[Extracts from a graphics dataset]
--------------------------------

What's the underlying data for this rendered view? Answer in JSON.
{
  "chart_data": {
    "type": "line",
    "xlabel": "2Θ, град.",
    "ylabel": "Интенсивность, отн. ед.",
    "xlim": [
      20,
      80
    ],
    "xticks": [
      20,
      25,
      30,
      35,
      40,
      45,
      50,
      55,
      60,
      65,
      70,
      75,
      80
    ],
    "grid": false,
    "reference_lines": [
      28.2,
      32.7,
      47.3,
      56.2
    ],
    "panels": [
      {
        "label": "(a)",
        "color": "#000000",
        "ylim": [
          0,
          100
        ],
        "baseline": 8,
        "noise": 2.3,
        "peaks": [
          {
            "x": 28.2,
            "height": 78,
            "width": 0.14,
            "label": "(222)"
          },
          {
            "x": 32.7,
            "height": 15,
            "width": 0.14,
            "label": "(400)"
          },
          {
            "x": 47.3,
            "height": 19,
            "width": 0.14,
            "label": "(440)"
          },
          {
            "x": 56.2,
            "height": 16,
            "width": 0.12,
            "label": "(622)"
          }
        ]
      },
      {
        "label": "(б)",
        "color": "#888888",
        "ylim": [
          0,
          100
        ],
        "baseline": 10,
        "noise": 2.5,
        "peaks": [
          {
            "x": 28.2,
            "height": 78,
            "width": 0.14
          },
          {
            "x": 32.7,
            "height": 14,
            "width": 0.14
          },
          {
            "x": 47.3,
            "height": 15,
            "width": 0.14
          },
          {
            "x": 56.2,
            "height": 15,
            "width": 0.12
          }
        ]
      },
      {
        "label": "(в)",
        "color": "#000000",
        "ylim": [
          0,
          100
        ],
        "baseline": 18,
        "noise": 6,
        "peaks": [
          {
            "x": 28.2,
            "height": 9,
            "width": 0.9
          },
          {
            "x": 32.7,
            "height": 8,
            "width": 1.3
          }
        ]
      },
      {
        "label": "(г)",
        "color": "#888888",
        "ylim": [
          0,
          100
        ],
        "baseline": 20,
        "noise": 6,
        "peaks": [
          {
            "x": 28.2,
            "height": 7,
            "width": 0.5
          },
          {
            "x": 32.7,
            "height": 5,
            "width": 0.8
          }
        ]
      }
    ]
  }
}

--------------------------------

[Required task]
Locate the word "baseline" in the records and collect each line it appears in.

[Exercise output]
        "baseline": 8,
        "baseline": 10,
        "baseline": 18,
        "baseline": 20,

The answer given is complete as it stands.